#### [REQUIRED WORK]
Reproduce exactly the lines from the one containing "Type out the text in this image." through the last line of the records below, both included, and nothing else.

#### [WORKING DATA]
= = = = = = =
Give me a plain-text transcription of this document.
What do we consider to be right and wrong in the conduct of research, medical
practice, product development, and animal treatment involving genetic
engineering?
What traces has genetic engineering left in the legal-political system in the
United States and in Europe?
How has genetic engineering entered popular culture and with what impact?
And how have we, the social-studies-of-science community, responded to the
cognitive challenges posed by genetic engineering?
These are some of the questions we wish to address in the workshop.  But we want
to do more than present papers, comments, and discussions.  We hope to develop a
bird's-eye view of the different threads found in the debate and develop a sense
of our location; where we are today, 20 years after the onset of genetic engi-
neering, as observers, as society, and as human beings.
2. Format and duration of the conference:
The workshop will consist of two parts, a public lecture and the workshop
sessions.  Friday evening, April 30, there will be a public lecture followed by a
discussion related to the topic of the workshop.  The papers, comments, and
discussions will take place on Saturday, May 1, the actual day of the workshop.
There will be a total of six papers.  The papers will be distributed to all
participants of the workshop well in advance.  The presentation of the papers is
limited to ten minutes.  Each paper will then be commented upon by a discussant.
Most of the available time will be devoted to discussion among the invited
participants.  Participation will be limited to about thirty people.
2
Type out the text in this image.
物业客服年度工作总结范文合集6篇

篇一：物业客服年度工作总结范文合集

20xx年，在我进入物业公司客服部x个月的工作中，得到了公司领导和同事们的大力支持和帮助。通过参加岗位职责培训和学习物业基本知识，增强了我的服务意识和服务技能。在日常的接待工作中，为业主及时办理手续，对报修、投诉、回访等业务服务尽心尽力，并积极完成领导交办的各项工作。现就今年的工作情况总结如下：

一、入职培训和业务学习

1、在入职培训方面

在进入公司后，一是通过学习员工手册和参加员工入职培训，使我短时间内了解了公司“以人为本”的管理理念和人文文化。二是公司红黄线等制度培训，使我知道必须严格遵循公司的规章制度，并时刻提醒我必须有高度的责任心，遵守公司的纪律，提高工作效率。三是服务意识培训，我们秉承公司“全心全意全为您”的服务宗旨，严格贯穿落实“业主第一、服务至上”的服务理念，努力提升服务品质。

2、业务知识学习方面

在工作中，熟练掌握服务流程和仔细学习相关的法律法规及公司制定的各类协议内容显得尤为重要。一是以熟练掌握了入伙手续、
= = = = = = =
#### [SOLUTION TO THE EXERCISE]
Type out the text in this image.
物业客服年度工作总结范文合集6篇

篇一：物业客服年度工作总结范文合集

20xx年，在我进入物业公司客服部x个月的工作中，得到了公司领导和同事们的大力支持和帮助。通过参加岗位职责培训和学习物业基本知识，增强了我的服务意识和服务技能。在日常的接待工作中，为业主及时办理手续，对报修、投诉、回访等业务服务尽心尽力，并积极完成领导交办的各项工作。现就今年的工作情况总结如下：

一、入职培训和业务学习

1、在入职培训方面

在进入公司后，一是通过学习员工手册和参加员工入职培训，使我短时间内了解了公司“以人为本”的管理理念和人文文化。二是公司红黄线等制度培训，使我知道必须严格遵循公司的规章制度，并时刻提醒我必须有高度的责任心，遵守公司的纪律，提高工作效率。三是服务意识培训，我们秉承公司“全心全意全为您”的服务宗旨，严格贯穿落实“业主第一、服务至上”的服务理念，努力提升服务品质。

2、业务知识学习方面

在工作中，熟练掌握服务流程和仔细学习相关的法律法规及公司制定的各类协议内容显得尤为重要。一是以熟练掌握了入伙手续、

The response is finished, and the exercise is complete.